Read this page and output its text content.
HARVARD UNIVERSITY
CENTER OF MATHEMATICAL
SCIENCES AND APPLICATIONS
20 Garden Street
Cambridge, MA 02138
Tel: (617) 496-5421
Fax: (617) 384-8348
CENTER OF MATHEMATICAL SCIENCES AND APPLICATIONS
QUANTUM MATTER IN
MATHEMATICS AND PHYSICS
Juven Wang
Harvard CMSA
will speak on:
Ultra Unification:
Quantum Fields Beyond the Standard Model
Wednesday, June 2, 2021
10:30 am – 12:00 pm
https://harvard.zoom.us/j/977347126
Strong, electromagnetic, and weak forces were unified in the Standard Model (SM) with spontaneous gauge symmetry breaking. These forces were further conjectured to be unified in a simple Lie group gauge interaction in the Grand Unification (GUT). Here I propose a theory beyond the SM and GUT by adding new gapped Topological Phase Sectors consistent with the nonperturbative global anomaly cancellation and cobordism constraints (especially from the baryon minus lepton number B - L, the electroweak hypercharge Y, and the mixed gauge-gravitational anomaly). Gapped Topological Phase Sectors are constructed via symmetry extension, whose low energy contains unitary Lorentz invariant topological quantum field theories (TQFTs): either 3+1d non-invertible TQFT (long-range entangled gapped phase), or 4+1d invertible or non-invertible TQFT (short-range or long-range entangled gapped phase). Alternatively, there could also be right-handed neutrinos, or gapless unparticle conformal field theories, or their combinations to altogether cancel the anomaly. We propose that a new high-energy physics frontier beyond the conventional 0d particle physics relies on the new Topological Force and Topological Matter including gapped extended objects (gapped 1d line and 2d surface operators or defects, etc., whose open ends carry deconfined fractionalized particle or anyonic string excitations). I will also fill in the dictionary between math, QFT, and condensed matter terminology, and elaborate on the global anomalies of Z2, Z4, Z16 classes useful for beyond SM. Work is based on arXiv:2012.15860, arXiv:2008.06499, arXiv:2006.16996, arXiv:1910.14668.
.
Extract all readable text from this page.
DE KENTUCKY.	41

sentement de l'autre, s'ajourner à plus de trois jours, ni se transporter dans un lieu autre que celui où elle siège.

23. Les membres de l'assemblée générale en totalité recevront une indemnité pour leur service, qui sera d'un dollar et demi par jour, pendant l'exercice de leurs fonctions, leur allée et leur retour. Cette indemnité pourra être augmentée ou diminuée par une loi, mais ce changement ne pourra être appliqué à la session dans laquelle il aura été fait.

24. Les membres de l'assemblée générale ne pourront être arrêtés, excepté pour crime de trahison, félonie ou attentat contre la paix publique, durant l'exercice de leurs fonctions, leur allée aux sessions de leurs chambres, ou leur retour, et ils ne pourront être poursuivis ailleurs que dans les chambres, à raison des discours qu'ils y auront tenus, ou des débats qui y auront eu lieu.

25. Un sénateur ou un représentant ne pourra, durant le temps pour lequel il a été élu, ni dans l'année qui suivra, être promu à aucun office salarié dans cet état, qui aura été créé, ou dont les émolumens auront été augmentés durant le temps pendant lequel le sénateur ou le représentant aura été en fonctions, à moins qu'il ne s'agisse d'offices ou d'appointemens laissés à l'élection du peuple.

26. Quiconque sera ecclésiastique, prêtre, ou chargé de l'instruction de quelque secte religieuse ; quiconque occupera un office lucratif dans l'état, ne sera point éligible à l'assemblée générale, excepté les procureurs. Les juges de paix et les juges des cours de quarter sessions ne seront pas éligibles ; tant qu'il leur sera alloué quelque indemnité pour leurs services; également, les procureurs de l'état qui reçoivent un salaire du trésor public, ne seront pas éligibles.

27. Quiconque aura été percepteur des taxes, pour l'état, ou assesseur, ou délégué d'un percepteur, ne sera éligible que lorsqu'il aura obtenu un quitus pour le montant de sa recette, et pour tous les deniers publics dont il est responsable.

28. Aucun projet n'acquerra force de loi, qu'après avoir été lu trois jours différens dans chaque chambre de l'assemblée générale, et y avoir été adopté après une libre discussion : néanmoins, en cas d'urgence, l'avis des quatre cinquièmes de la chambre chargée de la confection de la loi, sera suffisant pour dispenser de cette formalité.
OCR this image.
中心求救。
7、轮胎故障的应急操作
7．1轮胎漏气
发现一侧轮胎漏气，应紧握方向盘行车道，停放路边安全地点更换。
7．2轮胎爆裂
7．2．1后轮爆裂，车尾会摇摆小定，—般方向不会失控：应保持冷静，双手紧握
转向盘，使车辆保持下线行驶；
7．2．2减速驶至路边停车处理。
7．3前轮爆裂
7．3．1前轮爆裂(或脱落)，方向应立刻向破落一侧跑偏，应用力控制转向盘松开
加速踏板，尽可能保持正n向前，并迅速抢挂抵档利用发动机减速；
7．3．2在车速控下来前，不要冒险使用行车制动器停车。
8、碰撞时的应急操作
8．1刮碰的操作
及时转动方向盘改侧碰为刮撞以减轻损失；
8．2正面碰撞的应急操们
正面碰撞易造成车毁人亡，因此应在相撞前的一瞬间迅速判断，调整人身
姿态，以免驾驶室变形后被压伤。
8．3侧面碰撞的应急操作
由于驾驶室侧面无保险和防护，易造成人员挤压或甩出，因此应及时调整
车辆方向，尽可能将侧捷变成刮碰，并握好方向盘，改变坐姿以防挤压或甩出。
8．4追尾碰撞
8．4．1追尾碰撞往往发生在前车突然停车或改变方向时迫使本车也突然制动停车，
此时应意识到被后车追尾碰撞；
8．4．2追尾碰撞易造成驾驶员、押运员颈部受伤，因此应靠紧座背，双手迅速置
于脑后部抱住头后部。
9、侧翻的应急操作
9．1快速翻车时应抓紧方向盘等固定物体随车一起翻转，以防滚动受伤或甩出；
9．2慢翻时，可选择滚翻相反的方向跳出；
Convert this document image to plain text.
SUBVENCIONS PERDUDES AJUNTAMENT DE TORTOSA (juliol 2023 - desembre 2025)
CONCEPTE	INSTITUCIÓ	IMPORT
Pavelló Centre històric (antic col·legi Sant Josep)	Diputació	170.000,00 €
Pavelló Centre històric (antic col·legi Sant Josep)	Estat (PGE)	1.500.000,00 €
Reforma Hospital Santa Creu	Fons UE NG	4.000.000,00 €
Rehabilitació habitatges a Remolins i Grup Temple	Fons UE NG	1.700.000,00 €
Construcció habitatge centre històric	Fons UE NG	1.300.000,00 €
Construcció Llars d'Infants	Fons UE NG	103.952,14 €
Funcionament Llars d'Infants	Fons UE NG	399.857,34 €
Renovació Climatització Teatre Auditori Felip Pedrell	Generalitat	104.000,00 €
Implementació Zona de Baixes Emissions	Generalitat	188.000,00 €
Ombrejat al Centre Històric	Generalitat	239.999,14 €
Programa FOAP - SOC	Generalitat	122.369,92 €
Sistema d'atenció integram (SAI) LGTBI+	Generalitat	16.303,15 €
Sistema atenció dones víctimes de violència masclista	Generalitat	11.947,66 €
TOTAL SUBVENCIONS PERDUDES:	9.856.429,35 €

+++

** Your task **
Reply with nothing but the number of lines in the data above that contain "Josep".

** Exercise response **
2